▸ **Text extract**:
Texas LLC Operating Agreement: Everything’s Bigger in Texas, Including the Consequences of Bad Documentation

Texas does everything big—oil fields, ranches, egos, and business disasters when Operating Agreements fail. The Lone Star State’s hands-off approach to business regulation creates maximum freedom and maximum danger for unprepared LLCs.

I’ve drafted 300+ Operating Agreements for Texas LLCs—from Houston energy ventures to Austin tech startups to Dallas real estate empires. Texas’s “business-friendly” environment taught me a brutal truth: When the state won’t protect you from yourself, your Operating Agreement becomes your only defense.

Let me show you exactly what your Texas LLC Operating Agreement needs, why the state’s unique legal landscape demands specific provisions, and how to build documentation that survives both boom times and bust cycles.

The Texas Paradox: Maximum Freedom, Minimum Safety Net

Section 101.052 of the Texas Business Organizations Code makes Operating Agreements optional. That word “optional” has destroyed more Texas businesses than all the oil busts combined.

▸ **Data items**:
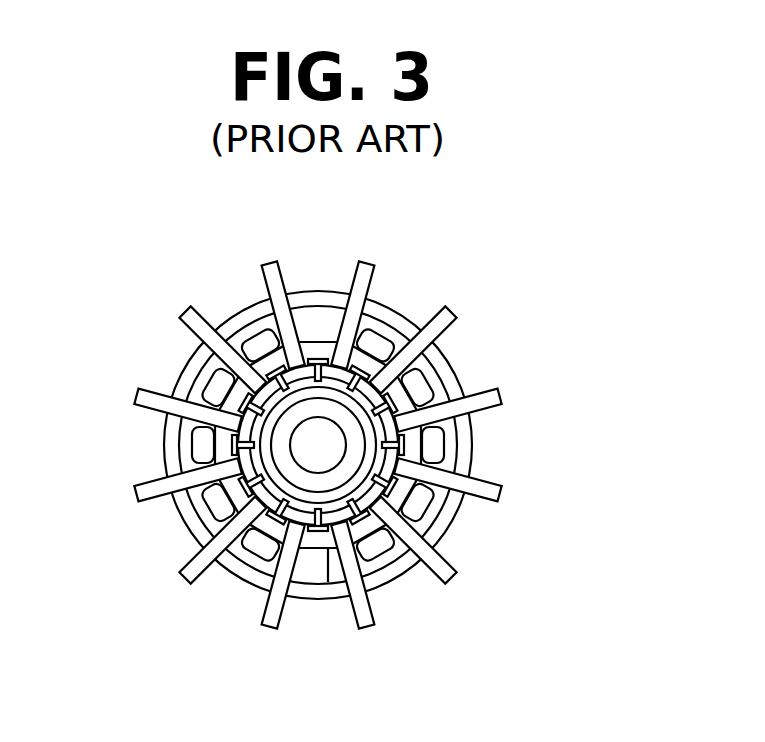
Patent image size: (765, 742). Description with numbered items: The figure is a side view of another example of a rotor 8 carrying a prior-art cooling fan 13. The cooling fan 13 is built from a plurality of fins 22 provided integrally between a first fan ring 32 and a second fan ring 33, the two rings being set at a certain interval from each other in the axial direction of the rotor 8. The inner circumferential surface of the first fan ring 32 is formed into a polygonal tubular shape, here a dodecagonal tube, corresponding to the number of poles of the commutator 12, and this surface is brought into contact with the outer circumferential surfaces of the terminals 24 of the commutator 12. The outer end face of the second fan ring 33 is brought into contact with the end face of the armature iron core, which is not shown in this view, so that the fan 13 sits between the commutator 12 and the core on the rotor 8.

The rotor 8 is at (172, 355).
The commutator 12 is at (458, 549).
The cooling fan 13 is at (497, 473).
The fins 22 is at (427, 573).
The terminals 24 is at (455, 398).
The first fan ring 32 is at (400, 308).
The second fan ring 33 is at (250, 317).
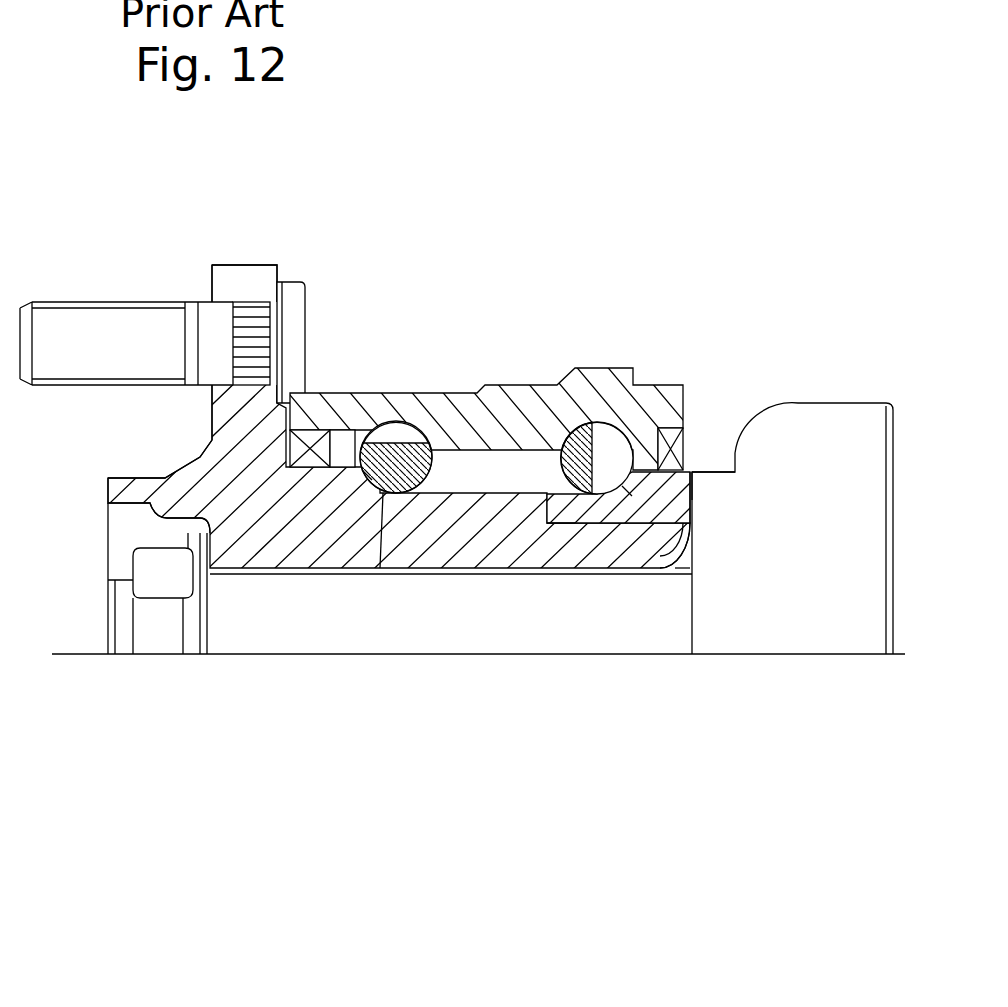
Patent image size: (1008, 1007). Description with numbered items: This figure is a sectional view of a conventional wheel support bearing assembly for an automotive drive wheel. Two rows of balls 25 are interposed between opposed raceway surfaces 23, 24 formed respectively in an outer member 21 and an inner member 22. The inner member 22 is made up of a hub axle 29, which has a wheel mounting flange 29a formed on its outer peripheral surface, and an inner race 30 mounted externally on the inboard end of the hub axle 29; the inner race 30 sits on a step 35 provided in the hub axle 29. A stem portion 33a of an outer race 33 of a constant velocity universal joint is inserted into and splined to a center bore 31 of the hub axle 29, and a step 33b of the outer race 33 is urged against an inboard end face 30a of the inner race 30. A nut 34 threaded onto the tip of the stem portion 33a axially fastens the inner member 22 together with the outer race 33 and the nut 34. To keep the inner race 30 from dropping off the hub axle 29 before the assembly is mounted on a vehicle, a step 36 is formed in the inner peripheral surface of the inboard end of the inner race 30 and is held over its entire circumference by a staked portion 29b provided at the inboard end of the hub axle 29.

The outer member 21 is at (360, 398).
The inner member 22 is at (580, 805).
The raceway surfaces 23 is at (385, 428).
The raceway surfaces 24 is at (377, 467).
The balls 25 is at (415, 422).
The hub axle 29 is at (480, 540).
The wheel mounting flange 29a is at (240, 282).
The staked portion 29b is at (693, 523).
The inner race 30 is at (590, 527).
The inboard end face 30a is at (702, 467).
The center bore 31 is at (213, 440).
The outer race 33 is at (855, 423).
The stem portion 33a is at (417, 635).
The step 33b is at (692, 472).
The nut 34 is at (165, 592).
The step 35 is at (577, 530).
The step 36 is at (693, 577).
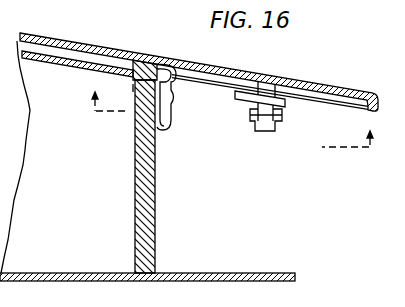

▸ **Work to do**:
a - Duplicate the placement entries from their beginning up to and including the line containing "The second fan ring 33 is at (250, 317).", leaving the pictures out.
b - Pick up the article on Texas LLC Operating Agreements after its last sentence and keep writing.
These entries have no connection to the article on Texas LLC Operating Agreements.

▸ **Per-task answers**:
a -
Patent image size: (765, 742). Description with numbered items: The figure is a side view of another example of a rotor 8 carrying a prior-art cooling fan 13. The cooling fan 13 is built from a plurality of fins 22 provided integrally between a first fan ring 32 and a second fan ring 33, the two rings being set at a certain interval from each other in the axial direction of the rotor 8. The inner circumferential surface of the first fan ring 32 is formed into a polygonal tubular shape, here a dodecagonal tube, corresponding to the number of poles of the commutator 12, and this surface is brought into contact with the outer circumferential surfaces of the terminals 24 of the commutator 12. The outer end face of the second fan ring 33 is brought into contact with the end face of the armature iron core, which is not shown in this view, so that the fan 13 sits between the commutator 12 and the core on the rotor 8.

The rotor 8 is at (172, 355).
The commutator 12 is at (458, 549).
The cooling fan 13 is at (497, 473).
The fins 22 is at (427, 573).
The terminals 24 is at (455, 398).
The first fan ring 32 is at (400, 308).
The second fan ring 33 is at (250, 317).

b -
The Texas reality:

  • No Operating Agreement triggers statutory defaults
  • Those defaults reflect 1950s business models
  • Texas courts strictly enforce written agreements
  • Handshake deals die in Houston courtrooms
  • Today’s flexibility becomes tomorrow’s bankruptcy

I watched an Austin software LLC worth $12 million implode because four equal founders couldn’t break deadlocks. No Operating Agreement meant no resolution mechanism. Texas law offered nothing. Company dissolved, investors sued, founders bankrupted.

Critical Architecture for Texas LLCs

Foundation Elements Texas-Style

Your Operating Agreement isn’t just Certificate of Formation 2.0. It’s your business constitution written in Texas blood:

Core Texas identifiers:

  • Exact LLC name (must match Certificate precisely)
  • Texas SOS file number
  • Principal office (affects franchise tax)
  • Specific purposes (Texas courts hate vague)
  • Duration (perpetual or limited)

Texas peculiarity: The state allows “LLC,” “L.L.C.,” and “Limited Liability Company” interchangeably in documents. But banks don’t. Match your Certificate exactly or face account opening delays.

Ownership Structure for the Texas Economy

Texas’s diverse economy—oil, tech, real estate, agriculture—creates complex ownership needs:

Modern Texas structures:

  • Class A voting units (operators)
  • Class B economic units (investors)
  • Carried interests (oil & gas standard)
  • Profits interests (tech equity)
  • Preferred returns (real estate norm)

The Houston problem: Energy companies often have working interest partners, royalty owners, operator stakes, and investor units. Without clear definitions, every operational decision requires unanimous consent. Nothing moves, opportunities die.

Capital account tracking:

  • Initial investment
  • Additional calls
  • Distributions received
  • Allocated profits/losses
  • Deficit restoration obligations
  • Negative capital rules

Texas courts demand pristine capital accounts. Sloppy records equal lost credibility.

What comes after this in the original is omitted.